* [Data]
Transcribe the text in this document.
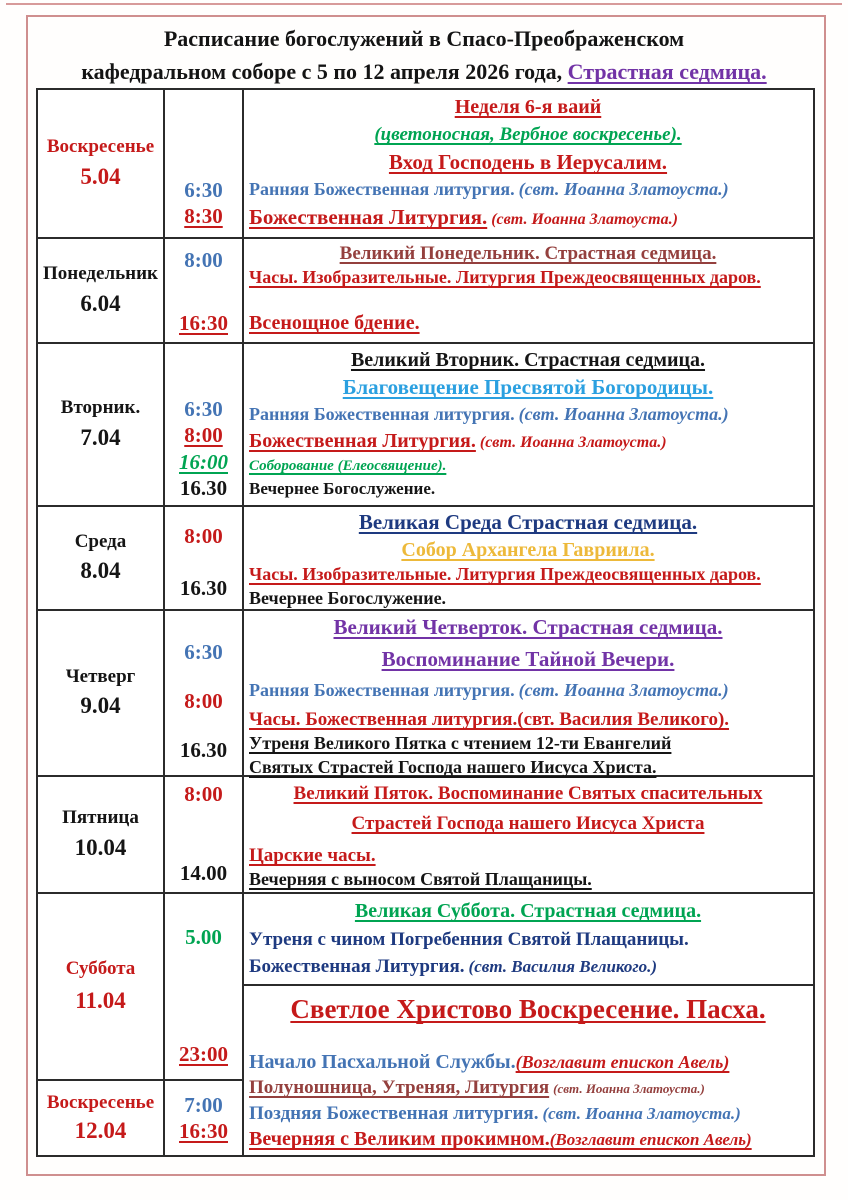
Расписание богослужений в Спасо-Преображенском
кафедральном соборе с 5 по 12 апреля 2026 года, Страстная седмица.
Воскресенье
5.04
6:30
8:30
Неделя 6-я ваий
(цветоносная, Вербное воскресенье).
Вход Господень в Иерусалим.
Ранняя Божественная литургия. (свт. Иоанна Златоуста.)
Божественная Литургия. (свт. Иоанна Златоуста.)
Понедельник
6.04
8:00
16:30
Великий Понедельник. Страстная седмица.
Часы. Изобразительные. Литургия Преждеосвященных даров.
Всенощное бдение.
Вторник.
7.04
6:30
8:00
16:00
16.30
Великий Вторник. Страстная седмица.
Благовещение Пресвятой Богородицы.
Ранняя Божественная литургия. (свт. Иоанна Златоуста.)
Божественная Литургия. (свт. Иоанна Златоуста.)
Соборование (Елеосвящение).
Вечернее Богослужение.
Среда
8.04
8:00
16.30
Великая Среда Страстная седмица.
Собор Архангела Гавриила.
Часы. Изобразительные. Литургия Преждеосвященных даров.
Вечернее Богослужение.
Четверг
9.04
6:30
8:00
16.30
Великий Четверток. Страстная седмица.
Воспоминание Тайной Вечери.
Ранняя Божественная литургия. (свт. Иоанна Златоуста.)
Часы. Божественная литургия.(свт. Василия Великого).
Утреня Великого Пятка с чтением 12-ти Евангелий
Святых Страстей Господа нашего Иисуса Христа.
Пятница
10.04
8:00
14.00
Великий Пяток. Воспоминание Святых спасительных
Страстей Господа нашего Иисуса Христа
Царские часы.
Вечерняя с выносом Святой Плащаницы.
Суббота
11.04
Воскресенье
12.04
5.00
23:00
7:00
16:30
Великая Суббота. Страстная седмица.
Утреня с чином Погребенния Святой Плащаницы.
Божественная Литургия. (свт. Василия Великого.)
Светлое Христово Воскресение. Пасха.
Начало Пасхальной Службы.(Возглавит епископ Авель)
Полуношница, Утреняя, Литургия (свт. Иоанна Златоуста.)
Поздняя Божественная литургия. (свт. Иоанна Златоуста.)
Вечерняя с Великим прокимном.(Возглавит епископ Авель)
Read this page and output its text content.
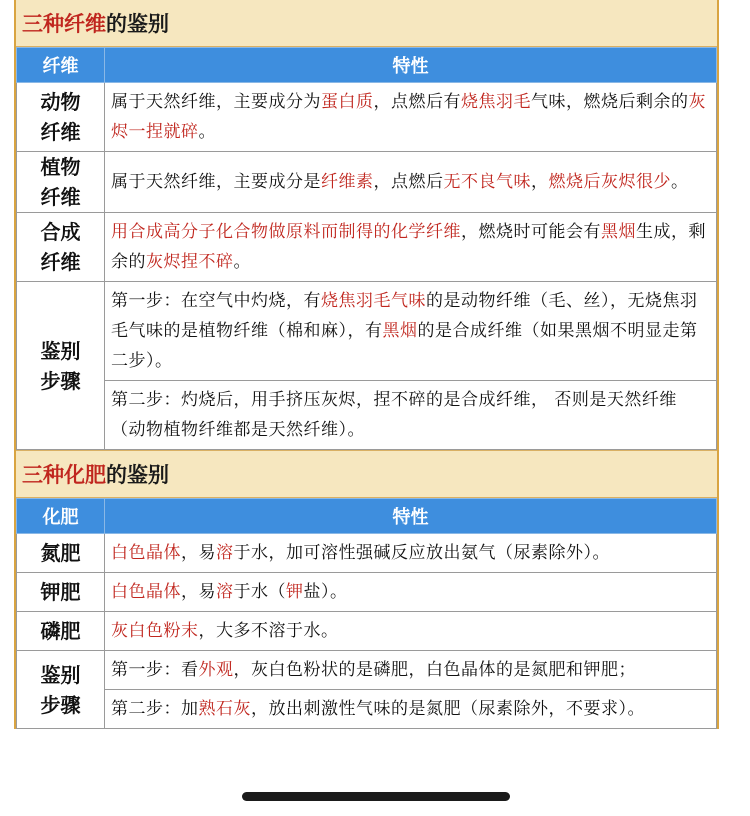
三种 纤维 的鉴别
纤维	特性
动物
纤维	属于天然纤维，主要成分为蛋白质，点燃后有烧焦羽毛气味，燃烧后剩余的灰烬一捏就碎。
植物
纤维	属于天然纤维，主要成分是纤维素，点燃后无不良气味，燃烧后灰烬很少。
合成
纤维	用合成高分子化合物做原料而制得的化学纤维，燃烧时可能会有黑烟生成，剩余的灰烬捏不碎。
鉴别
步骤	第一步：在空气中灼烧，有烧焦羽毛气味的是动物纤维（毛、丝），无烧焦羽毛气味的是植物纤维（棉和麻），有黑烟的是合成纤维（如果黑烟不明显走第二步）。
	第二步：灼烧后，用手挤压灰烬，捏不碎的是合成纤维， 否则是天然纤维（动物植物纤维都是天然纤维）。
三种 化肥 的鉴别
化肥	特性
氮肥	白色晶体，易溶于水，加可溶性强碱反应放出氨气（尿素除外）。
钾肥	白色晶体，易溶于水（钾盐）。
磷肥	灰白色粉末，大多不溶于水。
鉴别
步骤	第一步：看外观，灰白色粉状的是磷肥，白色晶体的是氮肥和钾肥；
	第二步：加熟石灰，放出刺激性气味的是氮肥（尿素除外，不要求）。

* [The task] Make an exact copy of the records above, with the pictures left out.

* [Response to the task]
Transcribe the text in this document.
Расписание богослужений в Спасо-Преображенском
кафедральном соборе с 5 по 12 апреля 2026 года, Страстная седмица.
Воскресенье
5.04
6:30
8:30
Неделя 6-я ваий
(цветоносная, Вербное воскресенье).
Вход Господень в Иерусалим.
Ранняя Божественная литургия. (свт. Иоанна Златоуста.)
Божественная Литургия. (свт. Иоанна Златоуста.)
Понедельник
6.04
8:00
16:30
Великий Понедельник. Страстная седмица.
Часы. Изобразительные. Литургия Преждеосвященных даров.
Всенощное бдение.
Вторник.
7.04
6:30
8:00
16:00
16.30
Великий Вторник. Страстная седмица.
Благовещение Пресвятой Богородицы.
Ранняя Божественная литургия. (свт. Иоанна Златоуста.)
Божественная Литургия. (свт. Иоанна Златоуста.)
Соборование (Елеосвящение).
Вечернее Богослужение.
Среда
8.04
8:00
16.30
Великая Среда Страстная седмица.
Собор Архангела Гавриила.
Часы. Изобразительные. Литургия Преждеосвященных даров.
Вечернее Богослужение.
Четверг
9.04
6:30
8:00
16.30
Великий Четверток. Страстная седмица.
Воспоминание Тайной Вечери.
Ранняя Божественная литургия. (свт. Иоанна Златоуста.)
Часы. Божественная литургия.(свт. Василия Великого).
Утреня Великого Пятка с чтением 12-ти Евангелий
Святых Страстей Господа нашего Иисуса Христа.
Пятница
10.04
8:00
14.00
Великий Пяток. Воспоминание Святых спасительных
Страстей Господа нашего Иисуса Христа
Царские часы.
Вечерняя с выносом Святой Плащаницы.
Суббота
11.04
Воскресенье
12.04
5.00
23:00
7:00
16:30
Великая Суббота. Страстная седмица.
Утреня с чином Погребенния Святой Плащаницы.
Божественная Литургия. (свт. Василия Великого.)
Светлое Христово Воскресение. Пасха.
Начало Пасхальной Службы.(Возглавит епископ Авель)
Полуношница, Утреняя, Литургия (свт. Иоанна Златоуста.)
Поздняя Божественная литургия. (свт. Иоанна Златоуста.)
Вечерняя с Великим прокимном.(Возглавит епископ Авель)
Read this page and output its text content.
三种 纤维 的鉴别
纤维	特性
动物
纤维	属于天然纤维，主要成分为蛋白质，点燃后有烧焦羽毛气味，燃烧后剩余的灰烬一捏就碎。
植物
纤维	属于天然纤维，主要成分是纤维素，点燃后无不良气味，燃烧后灰烬很少。
合成
纤维	用合成高分子化合物做原料而制得的化学纤维，燃烧时可能会有黑烟生成，剩余的灰烬捏不碎。
鉴别
步骤	第一步：在空气中灼烧，有烧焦羽毛气味的是动物纤维（毛、丝），无烧焦羽毛气味的是植物纤维（棉和麻），有黑烟的是合成纤维（如果黑烟不明显走第二步）。
	第二步：灼烧后，用手挤压灰烬，捏不碎的是合成纤维， 否则是天然纤维（动物植物纤维都是天然纤维）。
三种 化肥 的鉴别
化肥	特性
氮肥	白色晶体，易溶于水，加可溶性强碱反应放出氨气（尿素除外）。
钾肥	白色晶体，易溶于水（钾盐）。
磷肥	灰白色粉末，大多不溶于水。
鉴别
步骤	第一步：看外观，灰白色粉状的是磷肥，白色晶体的是氮肥和钾肥；
	第二步：加熟石灰，放出刺激性气味的是氮肥（尿素除外，不要求）。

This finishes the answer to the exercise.